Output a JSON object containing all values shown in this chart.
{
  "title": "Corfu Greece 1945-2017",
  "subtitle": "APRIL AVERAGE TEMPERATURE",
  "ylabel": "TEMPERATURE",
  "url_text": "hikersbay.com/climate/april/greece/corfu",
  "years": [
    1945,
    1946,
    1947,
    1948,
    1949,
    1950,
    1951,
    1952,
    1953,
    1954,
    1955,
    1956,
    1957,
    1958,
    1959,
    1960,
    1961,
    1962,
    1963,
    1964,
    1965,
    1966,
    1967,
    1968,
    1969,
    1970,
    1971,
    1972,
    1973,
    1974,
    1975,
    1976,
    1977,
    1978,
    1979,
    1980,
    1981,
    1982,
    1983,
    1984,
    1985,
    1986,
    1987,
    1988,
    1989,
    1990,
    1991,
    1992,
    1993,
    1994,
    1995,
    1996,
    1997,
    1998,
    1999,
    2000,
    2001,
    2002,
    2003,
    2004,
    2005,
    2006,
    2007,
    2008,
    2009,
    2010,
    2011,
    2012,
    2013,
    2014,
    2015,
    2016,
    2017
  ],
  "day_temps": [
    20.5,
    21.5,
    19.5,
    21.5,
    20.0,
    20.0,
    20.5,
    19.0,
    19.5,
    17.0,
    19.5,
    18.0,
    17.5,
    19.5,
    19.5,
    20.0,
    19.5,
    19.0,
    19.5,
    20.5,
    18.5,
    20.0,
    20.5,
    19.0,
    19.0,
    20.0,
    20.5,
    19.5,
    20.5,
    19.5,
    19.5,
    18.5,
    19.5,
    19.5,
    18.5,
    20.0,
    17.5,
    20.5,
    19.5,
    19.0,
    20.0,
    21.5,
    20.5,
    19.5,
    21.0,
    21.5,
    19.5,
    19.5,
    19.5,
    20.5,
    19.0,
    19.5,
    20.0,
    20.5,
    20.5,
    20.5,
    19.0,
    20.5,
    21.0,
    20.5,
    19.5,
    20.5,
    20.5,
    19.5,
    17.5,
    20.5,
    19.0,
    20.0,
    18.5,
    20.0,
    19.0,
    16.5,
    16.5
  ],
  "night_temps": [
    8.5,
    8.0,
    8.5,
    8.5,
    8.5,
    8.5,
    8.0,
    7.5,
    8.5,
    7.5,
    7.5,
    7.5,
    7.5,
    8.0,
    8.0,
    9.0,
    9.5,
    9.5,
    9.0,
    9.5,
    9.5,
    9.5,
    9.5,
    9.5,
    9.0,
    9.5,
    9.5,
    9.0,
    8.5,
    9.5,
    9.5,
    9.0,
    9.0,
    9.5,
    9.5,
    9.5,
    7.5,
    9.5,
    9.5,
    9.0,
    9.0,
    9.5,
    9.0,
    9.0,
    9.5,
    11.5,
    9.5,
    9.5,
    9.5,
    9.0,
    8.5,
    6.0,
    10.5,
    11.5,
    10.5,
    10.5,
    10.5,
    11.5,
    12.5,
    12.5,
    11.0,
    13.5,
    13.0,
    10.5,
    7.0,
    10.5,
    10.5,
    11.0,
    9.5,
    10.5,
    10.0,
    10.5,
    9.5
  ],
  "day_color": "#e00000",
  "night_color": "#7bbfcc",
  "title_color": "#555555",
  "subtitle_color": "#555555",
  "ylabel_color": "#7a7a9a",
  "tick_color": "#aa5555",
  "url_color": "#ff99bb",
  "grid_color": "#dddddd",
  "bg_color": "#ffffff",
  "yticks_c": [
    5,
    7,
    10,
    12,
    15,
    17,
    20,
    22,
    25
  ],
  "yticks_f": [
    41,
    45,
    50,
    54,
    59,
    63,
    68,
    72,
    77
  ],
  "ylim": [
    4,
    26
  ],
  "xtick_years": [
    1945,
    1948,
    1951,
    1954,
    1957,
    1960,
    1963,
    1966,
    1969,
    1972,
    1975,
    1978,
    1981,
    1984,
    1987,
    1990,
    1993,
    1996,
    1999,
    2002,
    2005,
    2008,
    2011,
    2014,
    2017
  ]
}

-.-.-

WHAT TO PRODUCE - Count each line of the data where the word "TEMPERATURE" appears, then reply with the total only.

RESULT OF THE TASK - 2